Copy the records below exactly, leaving out any pictures.

▶ Supplied material
***

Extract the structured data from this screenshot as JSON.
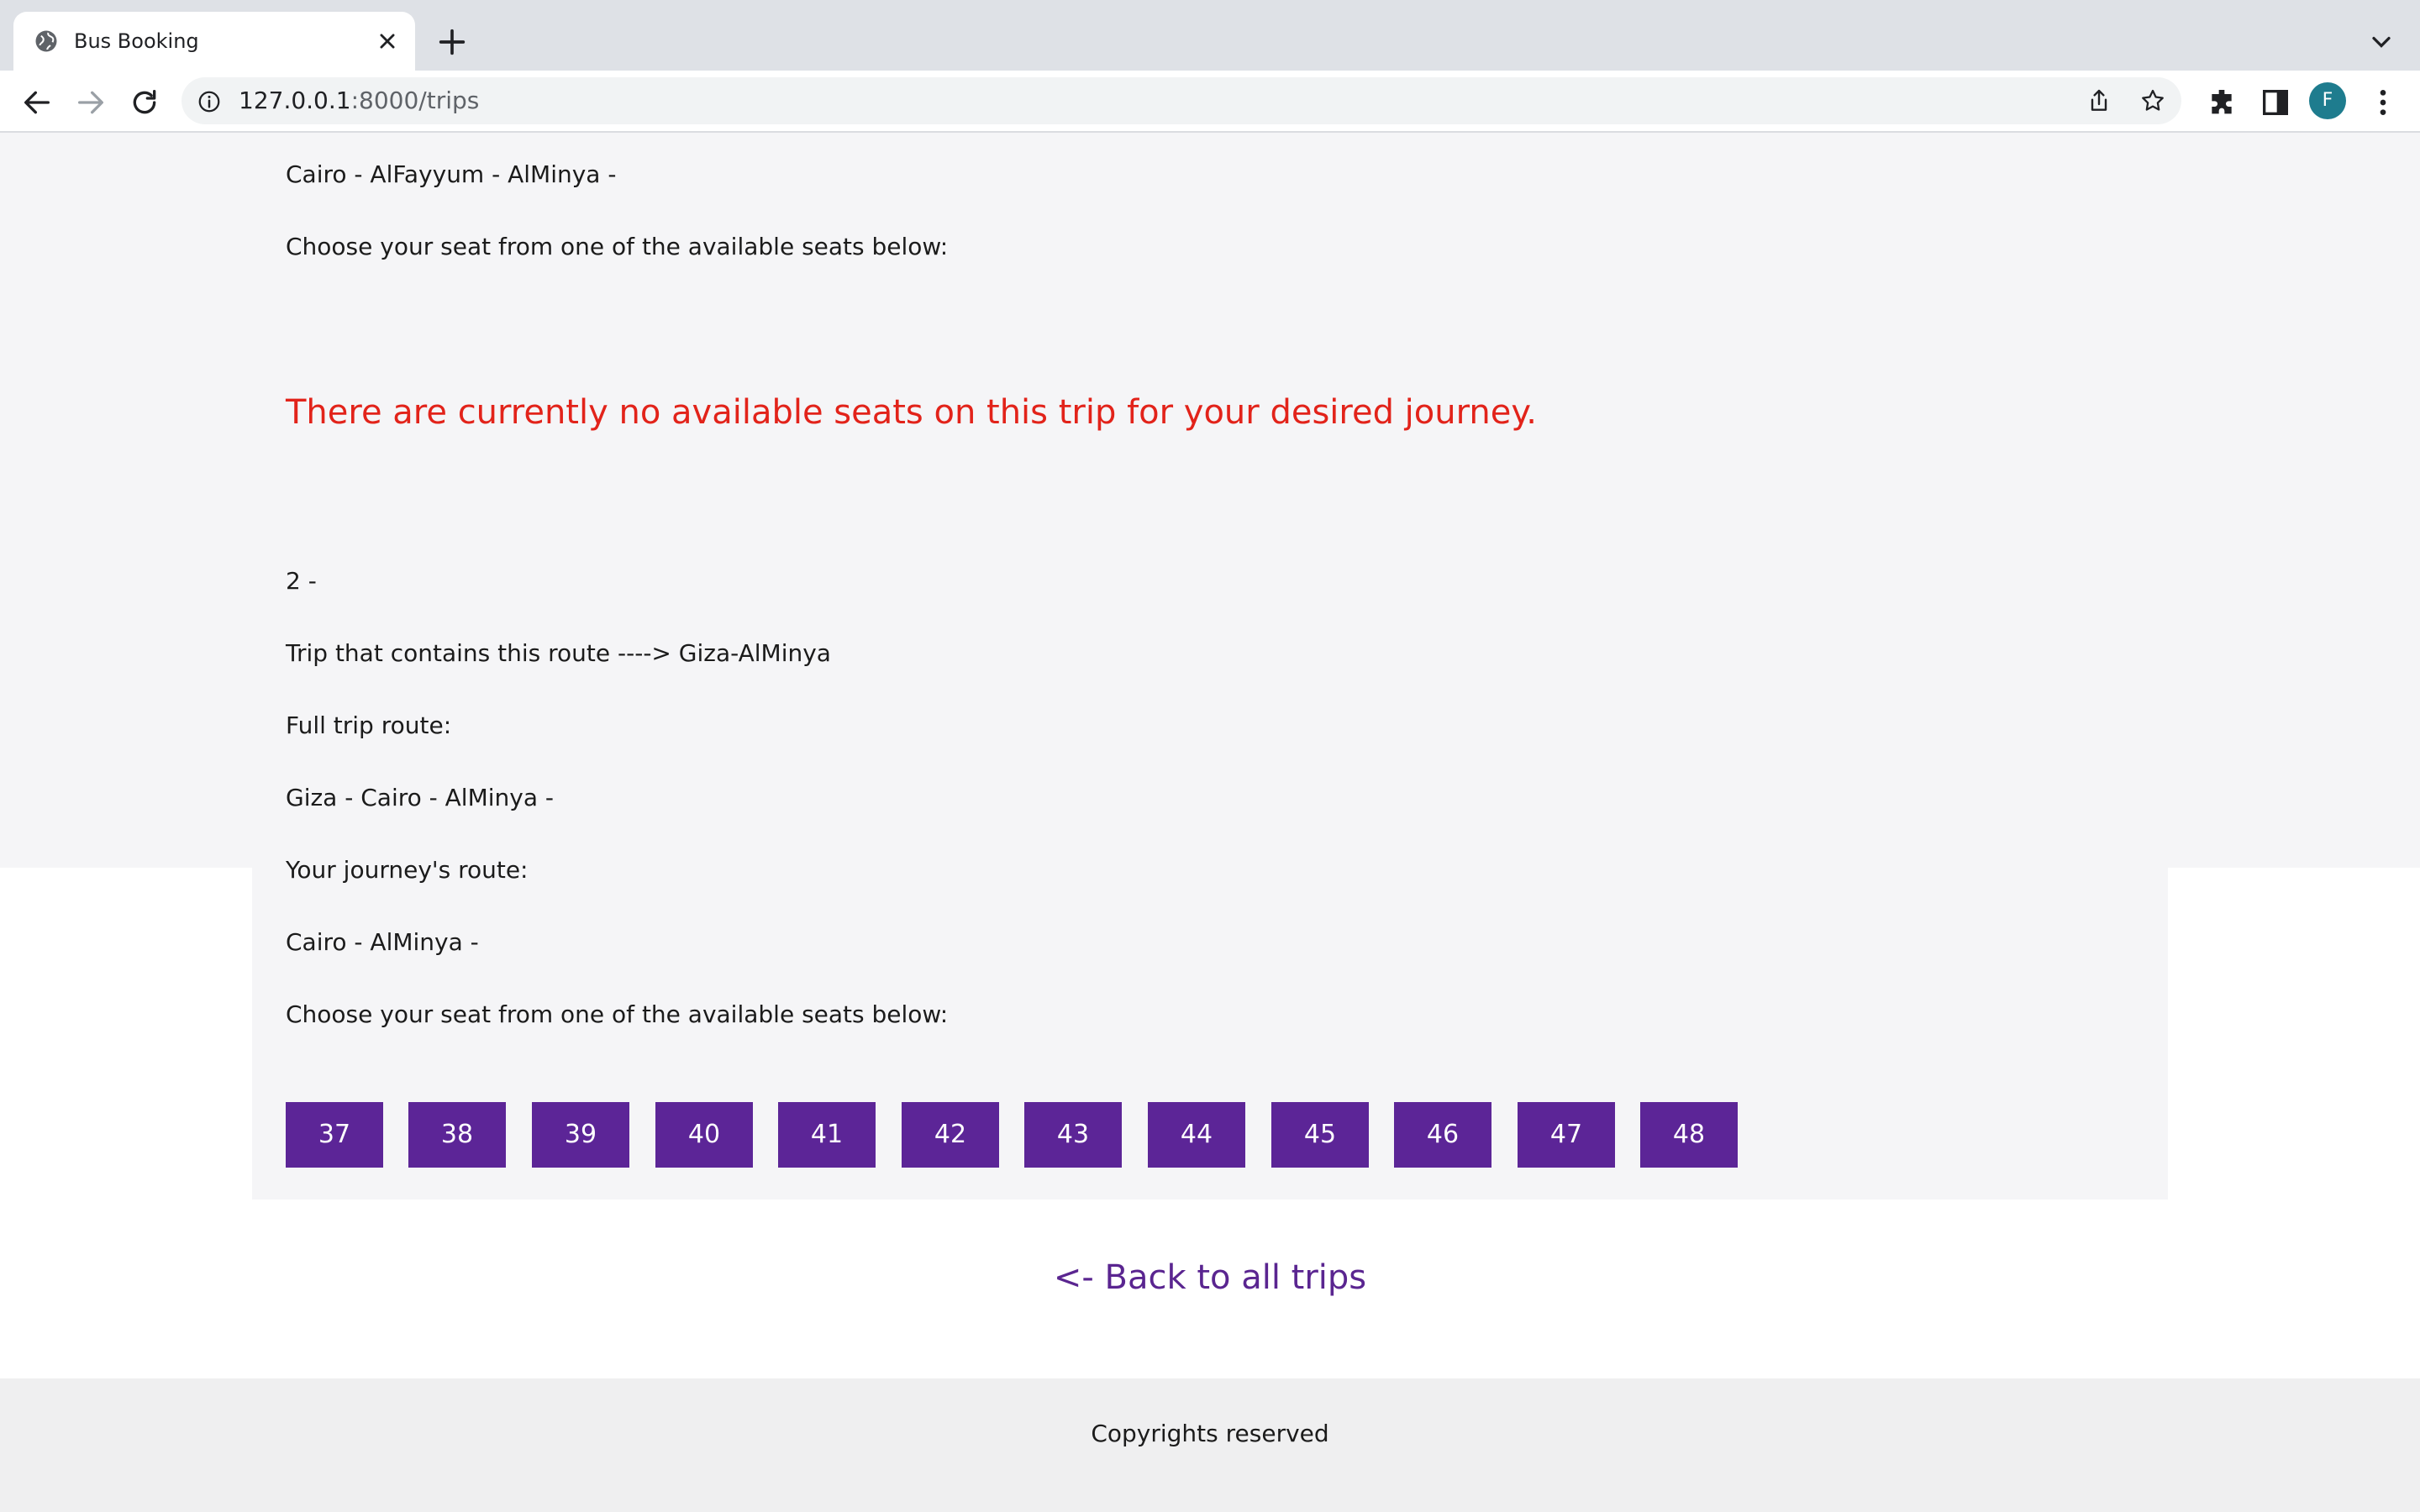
{
  "browser": {
    "tab_title": "Bus Booking",
    "url_host": "127.0.0.1",
    "url_path": ":8000/trips",
    "profile_initial": "F"
  },
  "trip1": {
    "journey_route": "Cairo - AlFayyum - AlMinya -",
    "choose_prompt": "Choose your seat from one of the available seats below:",
    "no_seats_message": "There are currently no available seats on this trip for your desired journey."
  },
  "trip2": {
    "index": "2 -",
    "contains_route": "Trip that contains this route ----> Giza-AlMinya",
    "full_route_label": "Full trip route:",
    "full_route": "Giza - Cairo - AlMinya -",
    "journey_label": "Your journey's route:",
    "journey_route": "Cairo - AlMinya -",
    "choose_prompt": "Choose your seat from one of the available seats below:",
    "seats": [
      "37",
      "38",
      "39",
      "40",
      "41",
      "42",
      "43",
      "44",
      "45",
      "46",
      "47",
      "48"
    ]
  },
  "back_link": "<- Back to all trips",
  "footer": "Copyrights reserved",
  "colors": {
    "seat_button": "#5c2597",
    "warning_text": "#e2231a",
    "link": "#5a2590"
  }
}
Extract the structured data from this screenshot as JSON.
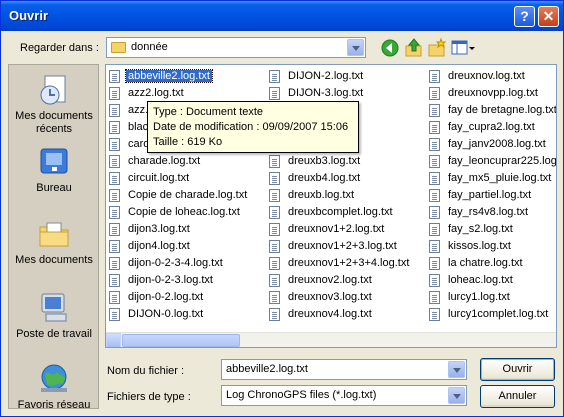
{
  "window": {
    "title": "Ouvrir",
    "help_icon": "question-mark",
    "close_icon": "x-close"
  },
  "look_in": {
    "label": "Regarder dans :",
    "value": "donnée"
  },
  "toolbar": {
    "back": "back-arrow-icon",
    "up": "up-folder-icon",
    "new_folder": "new-folder-icon",
    "view": "view-menu-icon"
  },
  "places": [
    {
      "label": "Mes documents récents",
      "icon": "recent-documents-icon"
    },
    {
      "label": "Bureau",
      "icon": "desktop-icon"
    },
    {
      "label": "Mes documents",
      "icon": "my-documents-icon"
    },
    {
      "label": "Poste de travail",
      "icon": "my-computer-icon"
    },
    {
      "label": "Favoris réseau",
      "icon": "network-places-icon"
    }
  ],
  "files": {
    "col1": [
      "abbeville2.log.txt",
      "azz2.log.txt",
      "azz.l",
      "black",
      "caro",
      "charade.log.txt",
      "circuit.log.txt",
      "Copie de charade.log.txt",
      "Copie de loheac.log.txt",
      "dijon3.log.txt",
      "dijon4.log.txt",
      "dijon-0-2-3-4.log.txt",
      "dijon-0-2-3.log.txt",
      "dijon-0-2.log.txt",
      "DIJON-0.log.txt"
    ],
    "col2": [
      "DIJON-2.log.txt",
      "DIJON-3.log.txt",
      "",
      "",
      "",
      "dreuxb3.log.txt",
      "dreuxb4.log.txt",
      "dreuxb.log.txt",
      "dreuxbcomplet.log.txt",
      "dreuxnov1+2.log.txt",
      "dreuxnov1+2+3.log.txt",
      "dreuxnov1+2+3+4.log.txt",
      "dreuxnov2.log.txt",
      "dreuxnov3.log.txt",
      "dreuxnov4.log.txt"
    ],
    "col3": [
      "dreuxnov.log.txt",
      "dreuxnovpp.log.txt",
      "fay de bretagne.log.txt",
      "fay_cupra2.log.txt",
      "fay_janv2008.log.txt",
      "fay_leoncuprar225.log",
      "fay_mx5_pluie.log.txt",
      "fay_partiel.log.txt",
      "fay_rs4v8.log.txt",
      "fay_s2.log.txt",
      "kissos.log.txt",
      "la chatre.log.txt",
      "loheac.log.txt",
      "lurcy1.log.txt",
      "lurcy1complet.log.txt"
    ]
  },
  "selected_file": "abbeville2.log.txt",
  "tooltip": {
    "type": "Type : Document texte",
    "modified": "Date de modification : 09/09/2007 15:06",
    "size": "Taille  : 619 Ko"
  },
  "filename": {
    "label": "Nom du fichier :",
    "value": "abbeville2.log.txt"
  },
  "filetype": {
    "label": "Fichiers de type :",
    "value": "Log ChronoGPS files (*.log.txt)"
  },
  "buttons": {
    "open": "Ouvrir",
    "cancel": "Annuler"
  }
}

***

▶ Task solution
Extract the structured data from this screenshot as JSON.
{
  "browser": {
    "tab_title": "Bus Booking",
    "url_host": "127.0.0.1",
    "url_path": ":8000/trips",
    "profile_initial": "F"
  },
  "trip1": {
    "journey_route": "Cairo - AlFayyum - AlMinya -",
    "choose_prompt": "Choose your seat from one of the available seats below:",
    "no_seats_message": "There are currently no available seats on this trip for your desired journey."
  },
  "trip2": {
    "index": "2 -",
    "contains_route": "Trip that contains this route ----> Giza-AlMinya",
    "full_route_label": "Full trip route:",
    "full_route": "Giza - Cairo - AlMinya -",
    "journey_label": "Your journey's route:",
    "journey_route": "Cairo - AlMinya -",
    "choose_prompt": "Choose your seat from one of the available seats below:",
    "seats": [
      "37",
      "38",
      "39",
      "40",
      "41",
      "42",
      "43",
      "44",
      "45",
      "46",
      "47",
      "48"
    ]
  },
  "back_link": "<- Back to all trips",
  "footer": "Copyrights reserved",
  "colors": {
    "seat_button": "#5c2597",
    "warning_text": "#e2231a",
    "link": "#5a2590"
  }
}
Extract the structured data from this screenshot as JSON.
{
  "window": {
    "title": "Ouvrir",
    "help_icon": "question-mark",
    "close_icon": "x-close"
  },
  "look_in": {
    "label": "Regarder dans :",
    "value": "donnée"
  },
  "toolbar": {
    "back": "back-arrow-icon",
    "up": "up-folder-icon",
    "new_folder": "new-folder-icon",
    "view": "view-menu-icon"
  },
  "places": [
    {
      "label": "Mes documents récents",
      "icon": "recent-documents-icon"
    },
    {
      "label": "Bureau",
      "icon": "desktop-icon"
    },
    {
      "label": "Mes documents",
      "icon": "my-documents-icon"
    },
    {
      "label": "Poste de travail",
      "icon": "my-computer-icon"
    },
    {
      "label": "Favoris réseau",
      "icon": "network-places-icon"
    }
  ],
  "files": {
    "col1": [
      "abbeville2.log.txt",
      "azz2.log.txt",
      "azz.l",
      "black",
      "caro",
      "charade.log.txt",
      "circuit.log.txt",
      "Copie de charade.log.txt",
      "Copie de loheac.log.txt",
      "dijon3.log.txt",
      "dijon4.log.txt",
      "dijon-0-2-3-4.log.txt",
      "dijon-0-2-3.log.txt",
      "dijon-0-2.log.txt",
      "DIJON-0.log.txt"
    ],
    "col2": [
      "DIJON-2.log.txt",
      "DIJON-3.log.txt",
      "",
      "",
      "",
      "dreuxb3.log.txt",
      "dreuxb4.log.txt",
      "dreuxb.log.txt",
      "dreuxbcomplet.log.txt",
      "dreuxnov1+2.log.txt",
      "dreuxnov1+2+3.log.txt",
      "dreuxnov1+2+3+4.log.txt",
      "dreuxnov2.log.txt",
      "dreuxnov3.log.txt",
      "dreuxnov4.log.txt"
    ],
    "col3": [
      "dreuxnov.log.txt",
      "dreuxnovpp.log.txt",
      "fay de bretagne.log.txt",
      "fay_cupra2.log.txt",
      "fay_janv2008.log.txt",
      "fay_leoncuprar225.log",
      "fay_mx5_pluie.log.txt",
      "fay_partiel.log.txt",
      "fay_rs4v8.log.txt",
      "fay_s2.log.txt",
      "kissos.log.txt",
      "la chatre.log.txt",
      "loheac.log.txt",
      "lurcy1.log.txt",
      "lurcy1complet.log.txt"
    ]
  },
  "selected_file": "abbeville2.log.txt",
  "tooltip": {
    "type": "Type : Document texte",
    "modified": "Date de modification : 09/09/2007 15:06",
    "size": "Taille  : 619 Ko"
  },
  "filename": {
    "label": "Nom du fichier :",
    "value": "abbeville2.log.txt"
  },
  "filetype": {
    "label": "Fichiers de type :",
    "value": "Log ChronoGPS files (*.log.txt)"
  },
  "buttons": {
    "open": "Ouvrir",
    "cancel": "Annuler"
  }
}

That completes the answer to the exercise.